━━━ Record excerpts ━━━
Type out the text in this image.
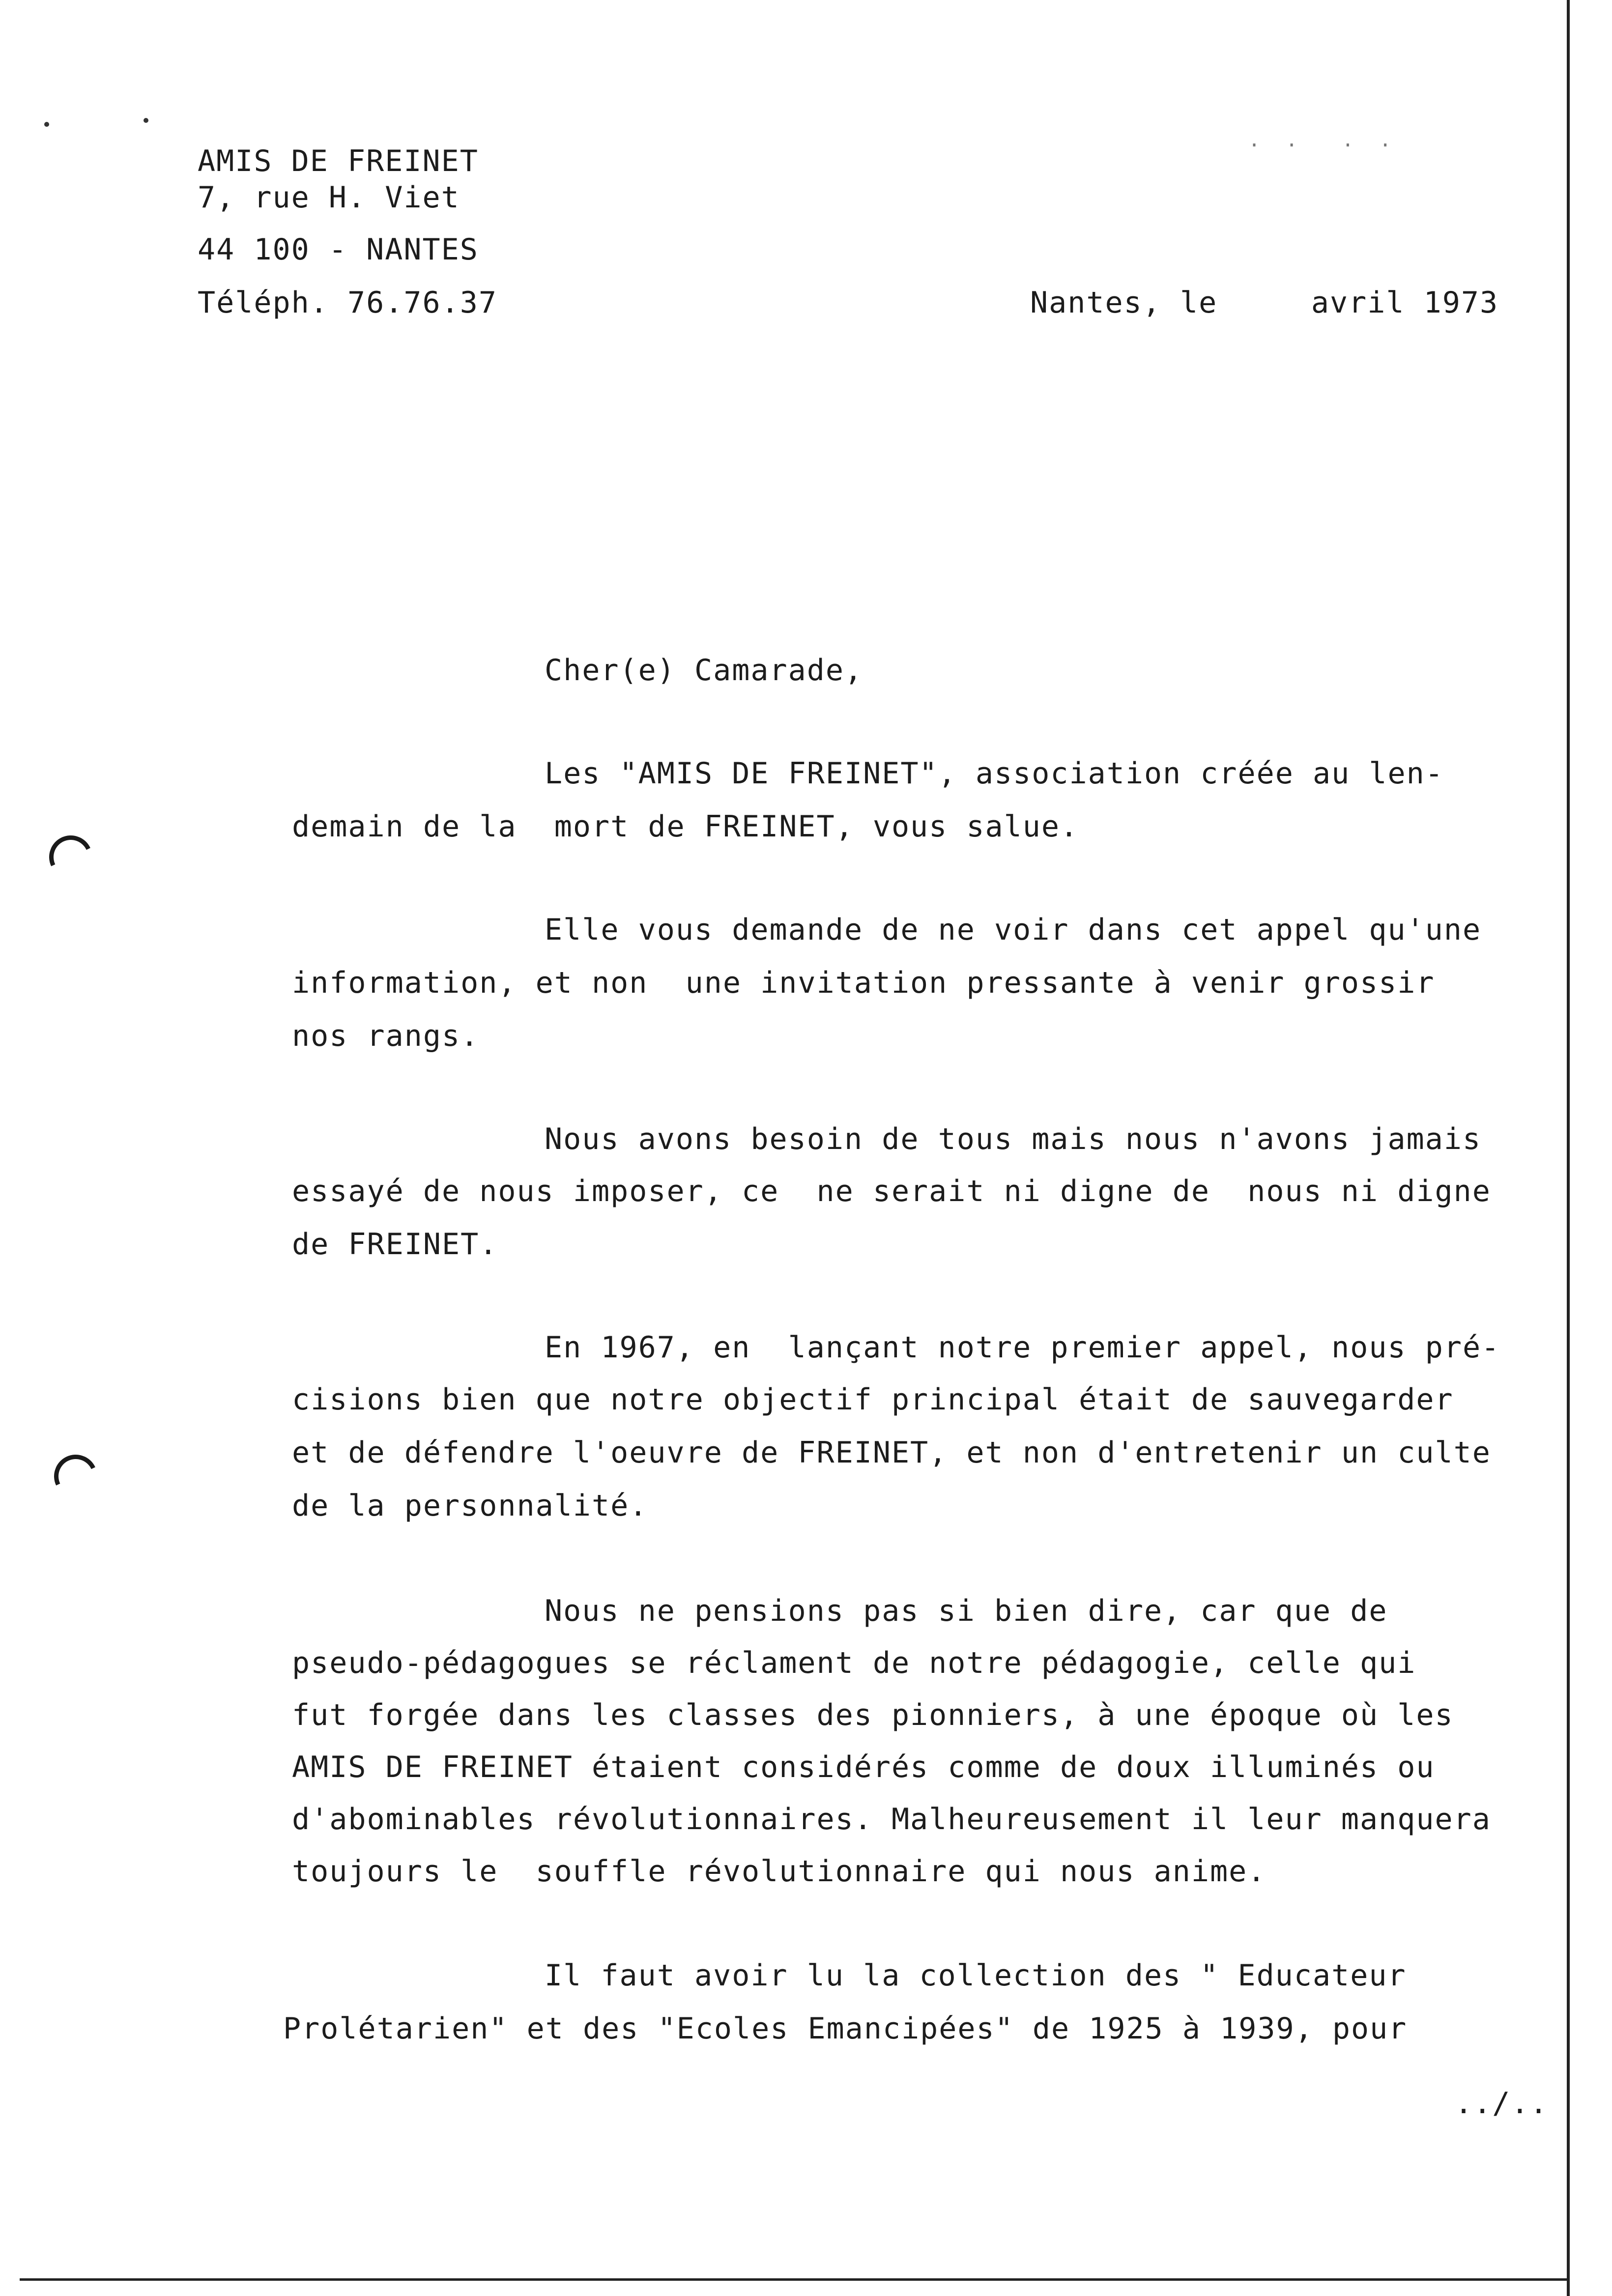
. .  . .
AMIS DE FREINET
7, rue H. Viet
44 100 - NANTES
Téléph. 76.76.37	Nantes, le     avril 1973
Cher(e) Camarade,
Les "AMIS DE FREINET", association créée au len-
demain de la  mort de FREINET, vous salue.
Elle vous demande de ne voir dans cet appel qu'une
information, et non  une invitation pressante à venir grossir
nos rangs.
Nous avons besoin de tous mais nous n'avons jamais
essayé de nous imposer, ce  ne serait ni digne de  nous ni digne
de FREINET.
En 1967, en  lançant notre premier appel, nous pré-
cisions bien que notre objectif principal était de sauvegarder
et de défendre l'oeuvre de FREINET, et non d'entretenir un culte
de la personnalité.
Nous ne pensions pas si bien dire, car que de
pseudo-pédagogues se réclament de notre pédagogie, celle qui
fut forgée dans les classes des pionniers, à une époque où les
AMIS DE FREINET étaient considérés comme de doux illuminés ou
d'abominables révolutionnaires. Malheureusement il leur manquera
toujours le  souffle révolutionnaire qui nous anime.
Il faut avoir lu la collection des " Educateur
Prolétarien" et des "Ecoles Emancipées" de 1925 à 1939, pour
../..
━━━
━━━ Record excerpts ━━━
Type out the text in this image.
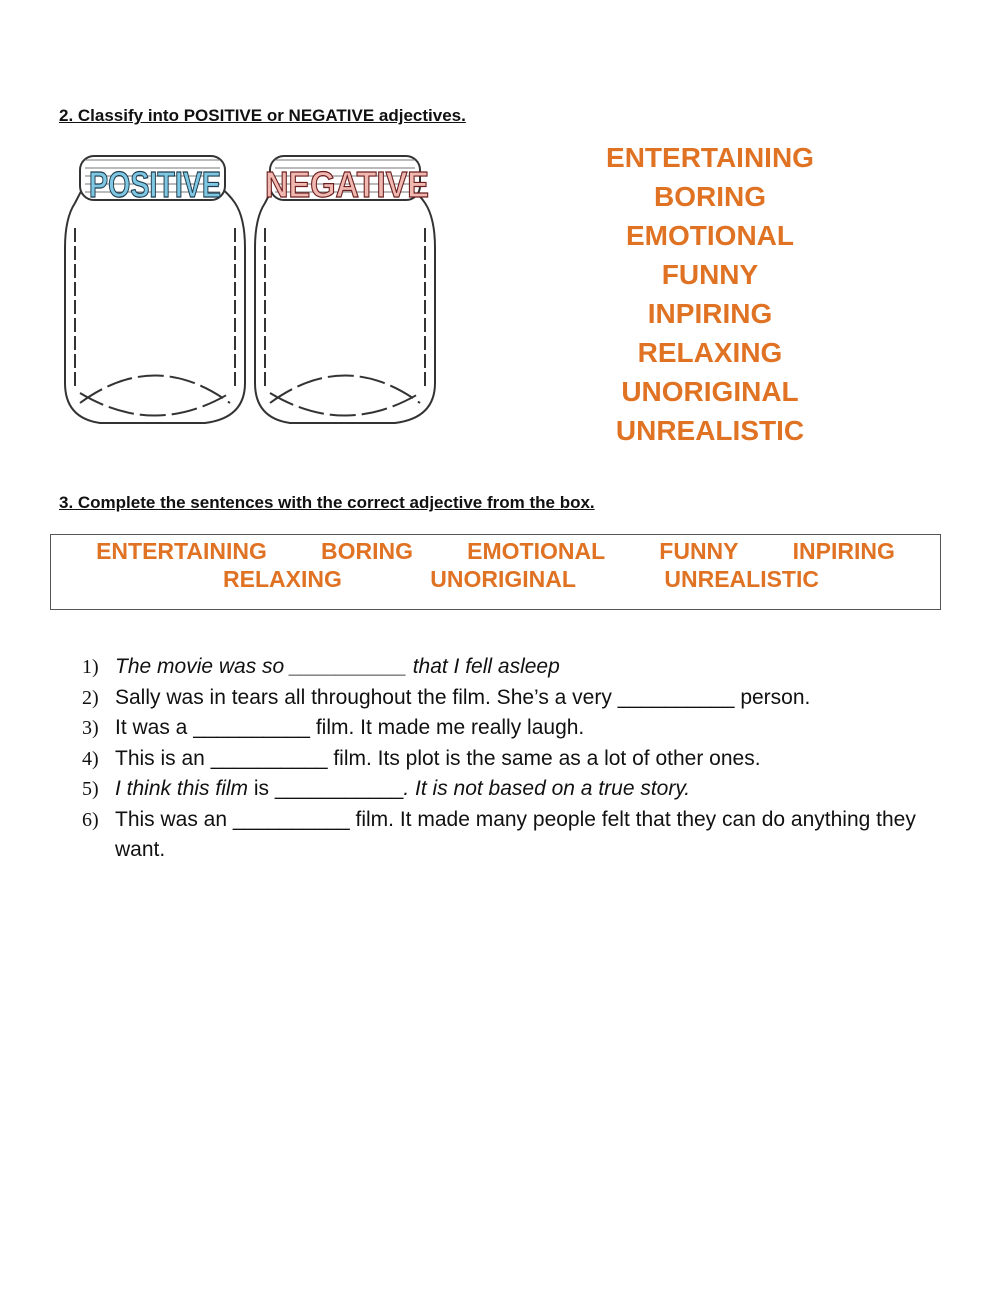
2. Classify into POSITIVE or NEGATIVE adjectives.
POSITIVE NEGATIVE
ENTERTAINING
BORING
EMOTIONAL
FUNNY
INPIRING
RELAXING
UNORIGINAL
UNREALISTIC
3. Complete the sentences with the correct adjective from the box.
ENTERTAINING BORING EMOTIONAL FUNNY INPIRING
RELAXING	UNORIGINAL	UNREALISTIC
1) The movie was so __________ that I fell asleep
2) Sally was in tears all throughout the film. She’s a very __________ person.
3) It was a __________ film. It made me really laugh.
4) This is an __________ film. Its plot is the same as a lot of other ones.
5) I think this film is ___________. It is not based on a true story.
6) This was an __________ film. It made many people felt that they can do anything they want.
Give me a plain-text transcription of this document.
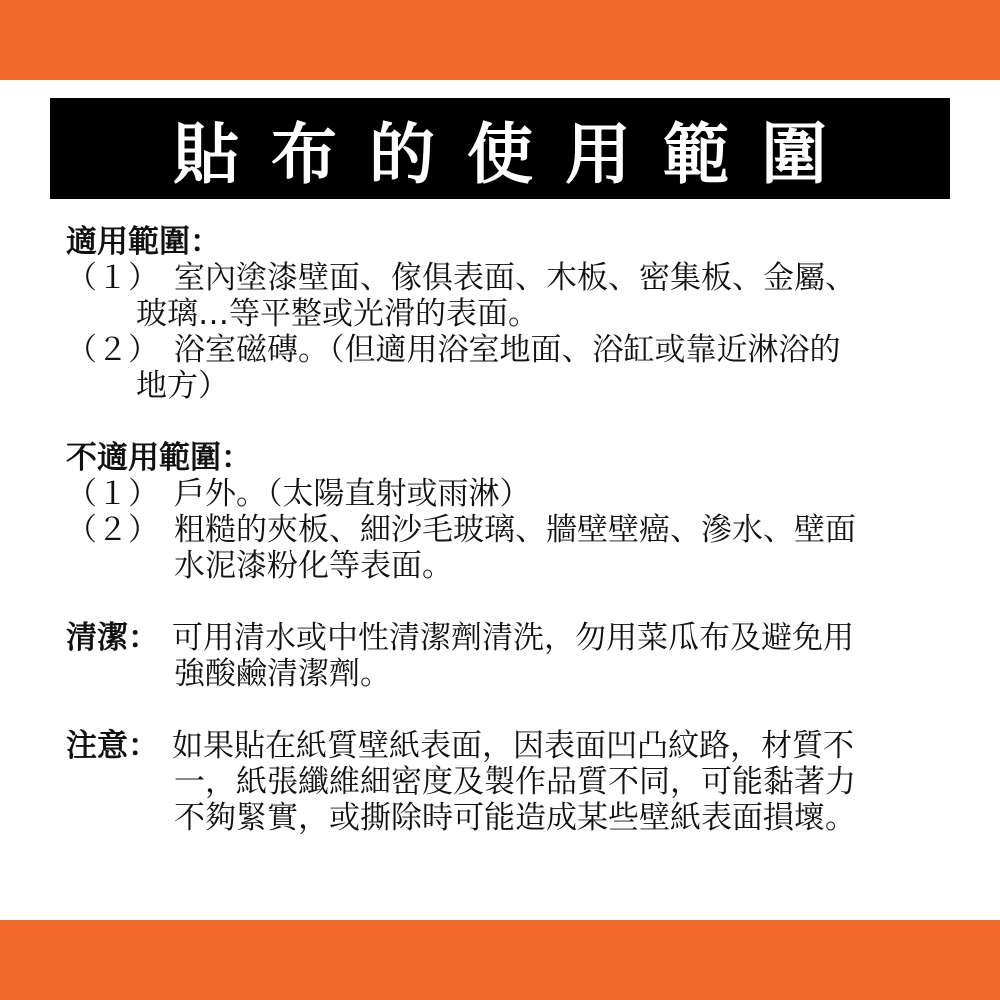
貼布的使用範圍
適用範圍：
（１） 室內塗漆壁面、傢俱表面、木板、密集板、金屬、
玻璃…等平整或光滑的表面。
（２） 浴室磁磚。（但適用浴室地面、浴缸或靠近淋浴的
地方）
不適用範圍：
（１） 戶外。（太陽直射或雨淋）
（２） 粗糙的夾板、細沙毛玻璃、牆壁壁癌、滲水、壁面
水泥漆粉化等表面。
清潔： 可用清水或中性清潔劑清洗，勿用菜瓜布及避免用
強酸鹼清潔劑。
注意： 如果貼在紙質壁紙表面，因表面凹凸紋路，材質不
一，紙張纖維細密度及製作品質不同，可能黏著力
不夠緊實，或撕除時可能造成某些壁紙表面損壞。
━━━
━━━ Record excerpts ━━━
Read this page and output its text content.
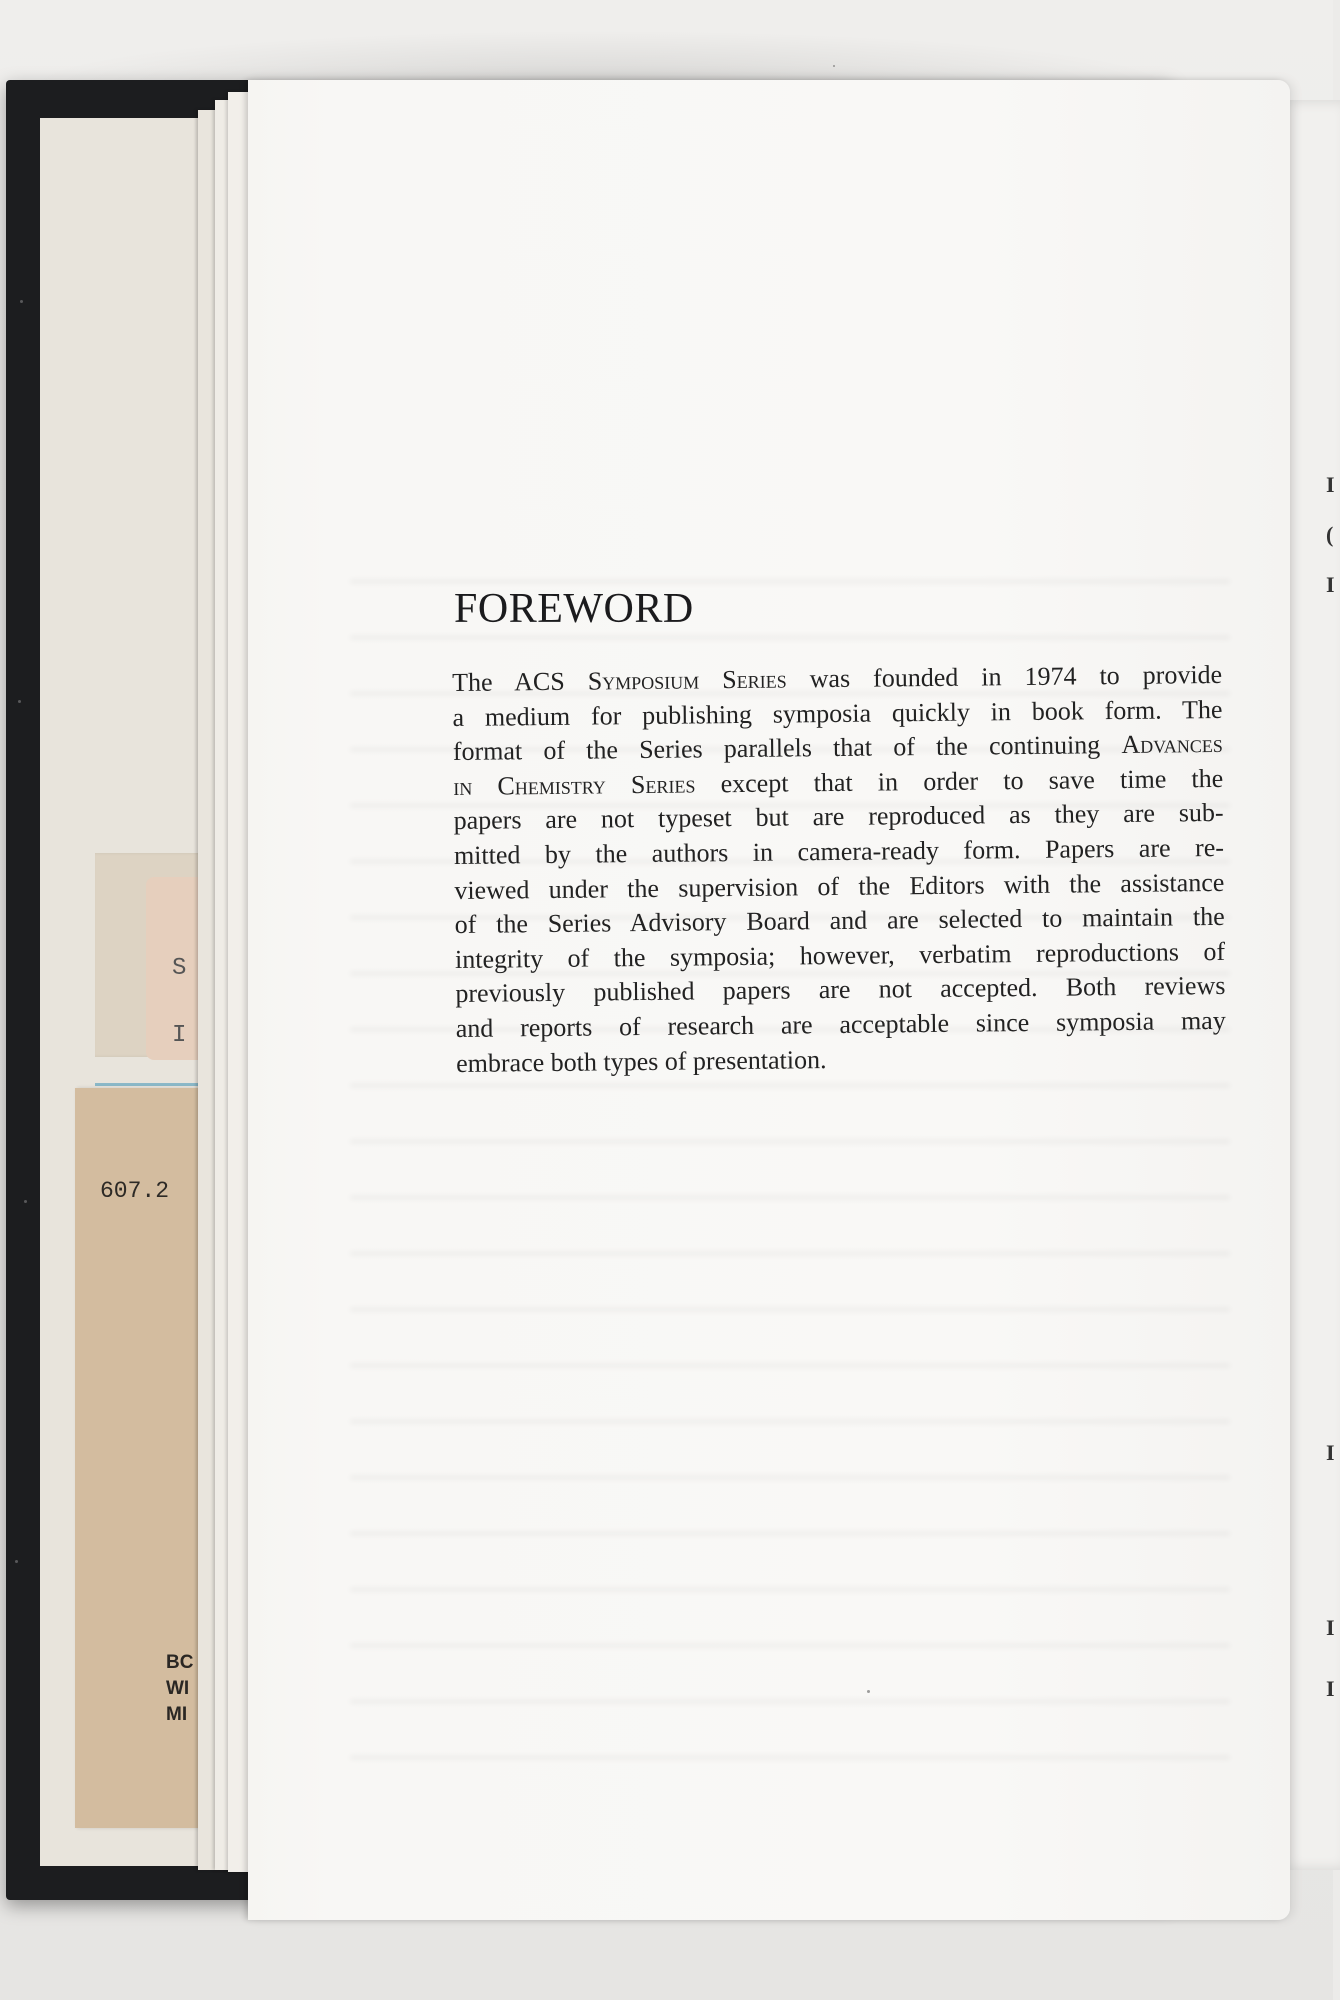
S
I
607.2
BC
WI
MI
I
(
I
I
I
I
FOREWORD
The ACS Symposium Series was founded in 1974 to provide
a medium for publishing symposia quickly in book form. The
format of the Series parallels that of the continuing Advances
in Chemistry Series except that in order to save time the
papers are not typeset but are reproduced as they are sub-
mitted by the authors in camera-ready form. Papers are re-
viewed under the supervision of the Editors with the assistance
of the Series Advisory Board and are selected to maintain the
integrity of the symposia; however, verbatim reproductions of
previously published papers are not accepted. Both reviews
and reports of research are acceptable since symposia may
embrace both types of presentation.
━━━
◆ The exercise ◆
Scan the listing above for the word "NEGATIVE" and copy every line that holds it.

◆ Full response ◆
2. Classify into POSITIVE or NEGATIVE adjectives.
POSITIVE NEGATIVE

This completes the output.